> [Record excerpts]:

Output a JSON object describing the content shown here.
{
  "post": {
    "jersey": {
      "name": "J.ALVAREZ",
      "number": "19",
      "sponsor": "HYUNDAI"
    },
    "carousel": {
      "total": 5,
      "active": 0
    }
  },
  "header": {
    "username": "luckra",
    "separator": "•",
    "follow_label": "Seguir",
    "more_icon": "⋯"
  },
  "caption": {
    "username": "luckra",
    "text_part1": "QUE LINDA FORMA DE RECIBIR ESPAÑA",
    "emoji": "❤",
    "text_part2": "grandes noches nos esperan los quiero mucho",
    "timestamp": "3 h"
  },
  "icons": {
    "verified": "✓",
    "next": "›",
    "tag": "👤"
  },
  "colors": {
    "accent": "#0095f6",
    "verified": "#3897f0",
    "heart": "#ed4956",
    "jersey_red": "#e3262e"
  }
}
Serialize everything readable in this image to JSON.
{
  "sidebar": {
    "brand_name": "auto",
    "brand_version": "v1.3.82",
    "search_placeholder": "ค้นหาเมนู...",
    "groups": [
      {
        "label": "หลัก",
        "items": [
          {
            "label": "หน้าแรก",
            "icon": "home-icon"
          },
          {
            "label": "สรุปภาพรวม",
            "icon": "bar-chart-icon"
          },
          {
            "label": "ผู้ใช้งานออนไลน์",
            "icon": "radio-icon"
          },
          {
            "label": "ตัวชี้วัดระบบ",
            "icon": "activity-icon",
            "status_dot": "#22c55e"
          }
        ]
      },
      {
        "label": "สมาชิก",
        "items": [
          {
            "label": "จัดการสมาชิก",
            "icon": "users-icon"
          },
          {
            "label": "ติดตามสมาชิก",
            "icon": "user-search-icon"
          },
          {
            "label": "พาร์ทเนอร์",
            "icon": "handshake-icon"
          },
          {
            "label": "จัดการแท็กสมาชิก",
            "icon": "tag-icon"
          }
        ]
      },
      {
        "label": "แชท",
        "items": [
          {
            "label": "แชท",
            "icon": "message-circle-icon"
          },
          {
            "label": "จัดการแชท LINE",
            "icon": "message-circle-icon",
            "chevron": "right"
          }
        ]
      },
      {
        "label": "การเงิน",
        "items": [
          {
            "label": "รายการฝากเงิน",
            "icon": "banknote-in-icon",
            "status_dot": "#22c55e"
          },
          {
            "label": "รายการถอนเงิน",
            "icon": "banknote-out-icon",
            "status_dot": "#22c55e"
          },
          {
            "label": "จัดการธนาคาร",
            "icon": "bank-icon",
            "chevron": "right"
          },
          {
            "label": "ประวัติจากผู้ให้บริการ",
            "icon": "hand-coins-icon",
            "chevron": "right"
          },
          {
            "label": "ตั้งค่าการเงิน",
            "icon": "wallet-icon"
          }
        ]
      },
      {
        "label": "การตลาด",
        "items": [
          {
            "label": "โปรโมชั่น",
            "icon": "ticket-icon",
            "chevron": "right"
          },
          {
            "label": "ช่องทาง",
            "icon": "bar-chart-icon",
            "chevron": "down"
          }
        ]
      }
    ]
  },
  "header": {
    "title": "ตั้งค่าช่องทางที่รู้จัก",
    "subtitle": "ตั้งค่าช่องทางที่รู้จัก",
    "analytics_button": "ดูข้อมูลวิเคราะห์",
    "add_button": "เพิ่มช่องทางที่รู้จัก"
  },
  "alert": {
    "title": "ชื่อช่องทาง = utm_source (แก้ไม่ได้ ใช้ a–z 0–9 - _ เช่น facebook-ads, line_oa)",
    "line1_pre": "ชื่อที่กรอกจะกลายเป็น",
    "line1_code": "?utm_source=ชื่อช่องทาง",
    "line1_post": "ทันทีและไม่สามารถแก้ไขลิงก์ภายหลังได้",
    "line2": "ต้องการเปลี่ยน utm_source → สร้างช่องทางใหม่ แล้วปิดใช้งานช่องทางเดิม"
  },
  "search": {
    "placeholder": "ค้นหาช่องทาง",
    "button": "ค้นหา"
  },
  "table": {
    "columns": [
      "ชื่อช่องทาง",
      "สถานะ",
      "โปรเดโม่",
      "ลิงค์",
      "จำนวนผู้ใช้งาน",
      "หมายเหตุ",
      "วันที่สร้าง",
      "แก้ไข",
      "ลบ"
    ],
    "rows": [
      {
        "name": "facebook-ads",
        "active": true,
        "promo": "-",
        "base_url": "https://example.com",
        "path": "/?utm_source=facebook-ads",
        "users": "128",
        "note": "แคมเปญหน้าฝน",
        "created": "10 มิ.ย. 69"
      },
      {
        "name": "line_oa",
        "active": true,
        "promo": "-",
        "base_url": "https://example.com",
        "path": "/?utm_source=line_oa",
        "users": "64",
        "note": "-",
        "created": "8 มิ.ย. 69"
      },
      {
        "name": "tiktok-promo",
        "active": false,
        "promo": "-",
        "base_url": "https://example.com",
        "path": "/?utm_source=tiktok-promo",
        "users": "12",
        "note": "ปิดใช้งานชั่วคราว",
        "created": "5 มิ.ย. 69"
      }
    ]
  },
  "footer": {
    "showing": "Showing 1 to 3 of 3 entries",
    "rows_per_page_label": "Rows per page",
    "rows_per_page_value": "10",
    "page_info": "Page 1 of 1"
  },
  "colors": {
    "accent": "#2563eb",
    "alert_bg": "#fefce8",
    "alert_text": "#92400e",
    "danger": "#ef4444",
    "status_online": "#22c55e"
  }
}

> [What is asked]: Where a line above includes "facebook", copy that line.

> [Written answer]:
    "title": "ชื่อช่องทาง = utm_source (แก้ไม่ได้ ใช้ a–z 0–9 - _ เช่น facebook-ads, line_oa)",
        "name": "facebook-ads",
        "path": "/?utm_source=facebook-ads",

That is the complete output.